**Exercise directions**: Check each line of the listing below for the string "como", and copy the ones that have it.

..........

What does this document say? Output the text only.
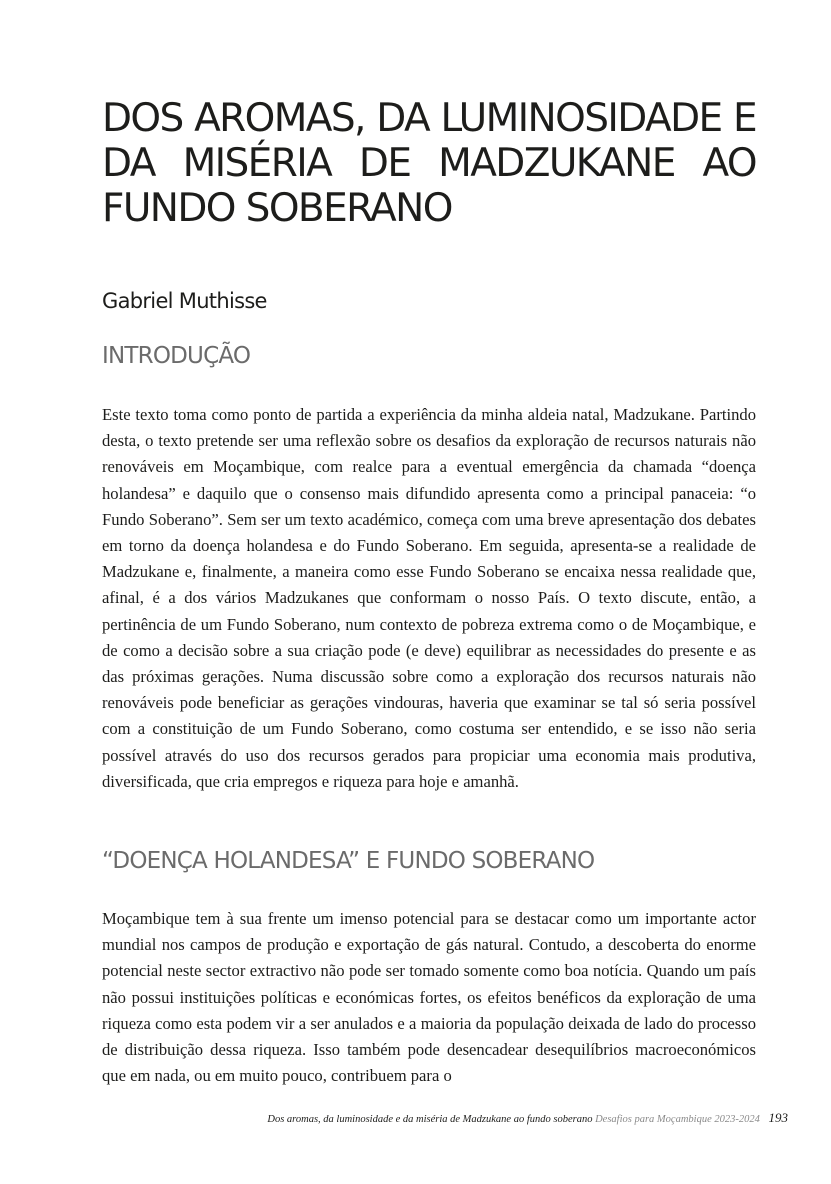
DOS AROMAS, DA LUMINOSIDADE E DA MISÉRIA DE MADZUKANE AO FUNDO SOBERANO
Gabriel Muthisse
INTRODUÇÃO

Este texto toma como ponto de partida a experiência da minha aldeia natal, Madzukane. Partindo desta, o texto pretende ser uma reflexão sobre os desafios da exploração de recursos naturais não renováveis em Moçambique, com realce para a eventual emergência da chamada “doença holandesa” e daquilo que o consenso mais difundido apresenta como a principal panaceia: “o Fundo Soberano”. Sem ser um texto académico, começa com uma breve apresentação dos debates em torno da doença holandesa e do Fundo Soberano. Em seguida, apresenta-se a realidade de Madzukane e, finalmente, a maneira como esse Fundo Soberano se encaixa nessa realidade que, afinal, é a dos vários Madzukanes que conformam o nosso País. O texto discute, então, a pertinência de um Fundo Soberano, num contexto de pobreza extrema como o de Moçambique, e de como a decisão sobre a sua criação pode (e deve) equilibrar as necessidades do presente e as das próximas gerações. Numa discussão sobre como a exploração dos recursos naturais não renováveis pode beneficiar as gerações vindouras, haveria que examinar se tal só seria possível com a constituição de um Fundo Soberano, como costuma ser entendido, e se isso não seria possível através do uso dos recursos gerados para propiciar uma economia mais produtiva, diversificada, que cria empregos e riqueza para hoje e amanhã.

“DOENÇA HOLANDESA” E FUNDO SOBERANO

Moçambique tem à sua frente um imenso potencial para se destacar como um importante actor mundial nos campos de produção e exportação de gás natural. Contudo, a descoberta do enorme potencial neste sector extractivo não pode ser tomado somente como boa notícia. Quando um país não possui instituições políticas e económicas fortes, os efeitos benéficos da exploração de uma riqueza como esta podem vir a ser anulados e a maioria da população deixada de lado do processo de distribuição dessa riqueza. Isso também pode desencadear desequilíbrios macroeconómicos que em nada, ou em muito pouco, contribuem para o

Dos aromas, da luminosidade e da miséria de Madzukane ao fundo soberano Desafios para Moçambique 2023-2024 193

..........

**Answer to this problem**:
Este texto toma como ponto de partida a experiência da minha aldeia natal, Madzukane. Partindo desta, o texto pretende ser uma reflexão sobre os desafios da exploração de recursos naturais não renováveis em Moçambique, com realce para a eventual emergência da chamada “doença holandesa” e daquilo que o consenso mais difundido apresenta como a principal panaceia: “o Fundo Soberano”. Sem ser um texto académico, começa com uma breve apresentação dos debates em torno da doença holandesa e do Fundo Soberano. Em seguida, apresenta-se a realidade de Madzukane e, finalmente, a maneira como esse Fundo Soberano se encaixa nessa realidade que, afinal, é a dos vários Madzukanes que conformam o nosso País. O texto discute, então, a pertinência de um Fundo Soberano, num contexto de pobreza extrema como o de Moçambique, e de como a decisão sobre a sua criação pode (e deve) equilibrar as necessidades do presente e as das próximas gerações. Numa discussão sobre como a exploração dos recursos naturais não renováveis pode beneficiar as gerações vindouras, haveria que examinar se tal só seria possível com a constituição de um Fundo Soberano, como costuma ser entendido, e se isso não seria possível através do uso dos recursos gerados para propiciar uma economia mais produtiva, diversificada, que cria empregos e riqueza para hoje e amanhã.
Moçambique tem à sua frente um imenso potencial para se destacar como um importante actor mundial nos campos de produção e exportação de gás natural. Contudo, a descoberta do enorme potencial neste sector extractivo não pode ser tomado somente como boa notícia. Quando um país não possui instituições políticas e económicas fortes, os efeitos benéficos da exploração de uma riqueza como esta podem vir a ser anulados e a maioria da população deixada de lado do processo de distribuição dessa riqueza. Isso também pode desencadear desequilíbrios macroeconómicos que em nada, ou em muito pouco, contribuem para o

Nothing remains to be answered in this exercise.